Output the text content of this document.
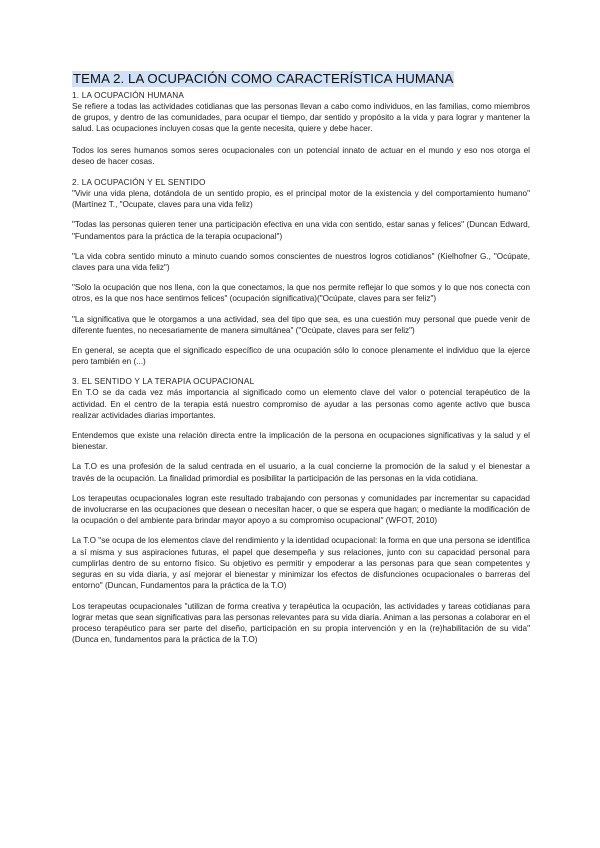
TEMA 2. LA OCUPACIÓN COMO CARACTERÍSTICA HUMANA
1. LA OCUPACIÓN HUMANA

Se refiere a todas las actividades cotidianas que las personas llevan a cabo como individuos, en las familias, como miembros de grupos, y dentro de las comunidades, para ocupar el tiempo, dar sentido y propósito a la vida y para lograr y mantener la salud. Las ocupaciones incluyen cosas que la gente necesita, quiere y debe hacer.

Todos los seres humanos somos seres ocupacionales con un potencial innato de actuar en el mundo y eso nos otorga el deseo de hacer cosas.

2. LA OCUPACIÓN Y EL SENTIDO

"Vivir una vida plena, dotándola de un sentido propio, es el principal motor de la existencia y del comportamiento humano" (Martínez T., "Ocupate, claves para una vida feliz)

"Todas las personas quieren tener una participación efectiva en una vida con sentido, estar sanas y felices" (Duncan Edward, "Fundamentos para la práctica de la terapia ocupacional")

"La vida cobra sentido minuto a minuto cuando somos conscientes de nuestros logros cotidianos" (Kielhofner G., "Ocúpate, claves para una vida feliz")

"Solo la ocupación que nos llena, con la que conectamos, la que nos permite reflejar lo que somos y lo que nos conecta con otros, es la que nos hace sentirnos felices" (ocupación significativa)("Ocúpate, claves para ser feliz")

"La significativa que le otorgamos a una actividad, sea del tipo que sea, es una cuestión muy personal que puede venir de diferente fuentes, no necesariamente de manera simultánea" ("Ocúpate, claves para ser feliz")

En general, se acepta que el significado específico de una ocupación sólo lo conoce plenamente el individuo que la ejerce pero también en (...)

3. EL SENTIDO Y LA TERAPIA OCUPACIONAL

En T.O se da cada vez más importancia al significado como un elemento clave del valor o potencial terapéutico de la actividad. En el centro de la terapia está nuestro compromiso de ayudar a las personas como agente activo que busca realizar actividades diarias importantes.

Entendemos que existe una relación directa entre la implicación de la persona en ocupaciones significativas y la salud y el bienestar.

La T.O es una profesión de la salud centrada en el usuario, a la cual concierne la promoción de la salud y el bienestar a través de la ocupación. La finalidad primordial es posibilitar la participación de las personas en la vida cotidiana.

Los terapeutas ocupacionales logran este resultado trabajando con personas y comunidades par incrementar su capacidad de involucrarse en las ocupaciones que desean o necesitan hacer, o que se espera que hagan; o mediante la modificación de la ocupación o del ambiente para brindar mayor apoyo a su compromiso ocupacional" (WFOT, 2010)

La T.O "se ocupa de los elementos clave del rendimiento y la identidad ocupacional: la forma en que una persona se identifica a sí misma y sus aspiraciones futuras, el papel que desempeña y sus relaciones, junto con su capacidad personal para cumplirlas dentro de su entorno físico. Su objetivo es permitir y empoderar a las personas para que sean competentes y seguras en su vida diaria, y así mejorar el bienestar y minimizar los efectos de disfunciones ocupacionales o barreras del entorno" (Duncan, Fundamentos para la práctica de la T.O)

Los terapeutas ocupacionales "utilizan de forma creativa y terapéutica la ocupación, las actividades y tareas cotidianas para lograr metas que sean significativas para las personas relevantes para su vida diaria. Animan a las personas a colaborar en el proceso terapéutico para ser parte del diseño, participación en su propia intervención y en la (re)habilitación de su vida" (Dunca en, fundamentos para la práctica de la T.O)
* * *
- YOUR TASK -
Pictures stay out; repeat all the rest of the records exactly.

- FINISHED TASK -
Output the text content of this document.
TEMA 2. LA OCUPACIÓN COMO CARACTERÍSTICA HUMANA
1. LA OCUPACIÓN HUMANA

Se refiere a todas las actividades cotidianas que las personas llevan a cabo como individuos, en las familias, como miembros de grupos, y dentro de las comunidades, para ocupar el tiempo, dar sentido y propósito a la vida y para lograr y mantener la salud. Las ocupaciones incluyen cosas que la gente necesita, quiere y debe hacer.

Todos los seres humanos somos seres ocupacionales con un potencial innato de actuar en el mundo y eso nos otorga el deseo de hacer cosas.

2. LA OCUPACIÓN Y EL SENTIDO

"Vivir una vida plena, dotándola de un sentido propio, es el principal motor de la existencia y del comportamiento humano" (Martínez T., "Ocupate, claves para una vida feliz)

"Todas las personas quieren tener una participación efectiva en una vida con sentido, estar sanas y felices" (Duncan Edward, "Fundamentos para la práctica de la terapia ocupacional")

"La vida cobra sentido minuto a minuto cuando somos conscientes de nuestros logros cotidianos" (Kielhofner G., "Ocúpate, claves para una vida feliz")

"Solo la ocupación que nos llena, con la que conectamos, la que nos permite reflejar lo que somos y lo que nos conecta con otros, es la que nos hace sentirnos felices" (ocupación significativa)("Ocúpate, claves para ser feliz")

"La significativa que le otorgamos a una actividad, sea del tipo que sea, es una cuestión muy personal que puede venir de diferente fuentes, no necesariamente de manera simultánea" ("Ocúpate, claves para ser feliz")

En general, se acepta que el significado específico de una ocupación sólo lo conoce plenamente el individuo que la ejerce pero también en (...)

3. EL SENTIDO Y LA TERAPIA OCUPACIONAL

En T.O se da cada vez más importancia al significado como un elemento clave del valor o potencial terapéutico de la actividad. En el centro de la terapia está nuestro compromiso de ayudar a las personas como agente activo que busca realizar actividades diarias importantes.

Entendemos que existe una relación directa entre la implicación de la persona en ocupaciones significativas y la salud y el bienestar.

La T.O es una profesión de la salud centrada en el usuario, a la cual concierne la promoción de la salud y el bienestar a través de la ocupación. La finalidad primordial es posibilitar la participación de las personas en la vida cotidiana.

Los terapeutas ocupacionales logran este resultado trabajando con personas y comunidades par incrementar su capacidad de involucrarse en las ocupaciones que desean o necesitan hacer, o que se espera que hagan; o mediante la modificación de la ocupación o del ambiente para brindar mayor apoyo a su compromiso ocupacional" (WFOT, 2010)

La T.O "se ocupa de los elementos clave del rendimiento y la identidad ocupacional: la forma en que una persona se identifica a sí misma y sus aspiraciones futuras, el papel que desempeña y sus relaciones, junto con su capacidad personal para cumplirlas dentro de su entorno físico. Su objetivo es permitir y empoderar a las personas para que sean competentes y seguras en su vida diaria, y así mejorar el bienestar y minimizar los efectos de disfunciones ocupacionales o barreras del entorno" (Duncan, Fundamentos para la práctica de la T.O)

Los terapeutas ocupacionales "utilizan de forma creativa y terapéutica la ocupación, las actividades y tareas cotidianas para lograr metas que sean significativas para las personas relevantes para su vida diaria. Animan a las personas a colaborar en el proceso terapéutico para ser parte del diseño, participación en su propia intervención y en la (re)habilitación de su vida" (Dunca en, fundamentos para la práctica de la T.O)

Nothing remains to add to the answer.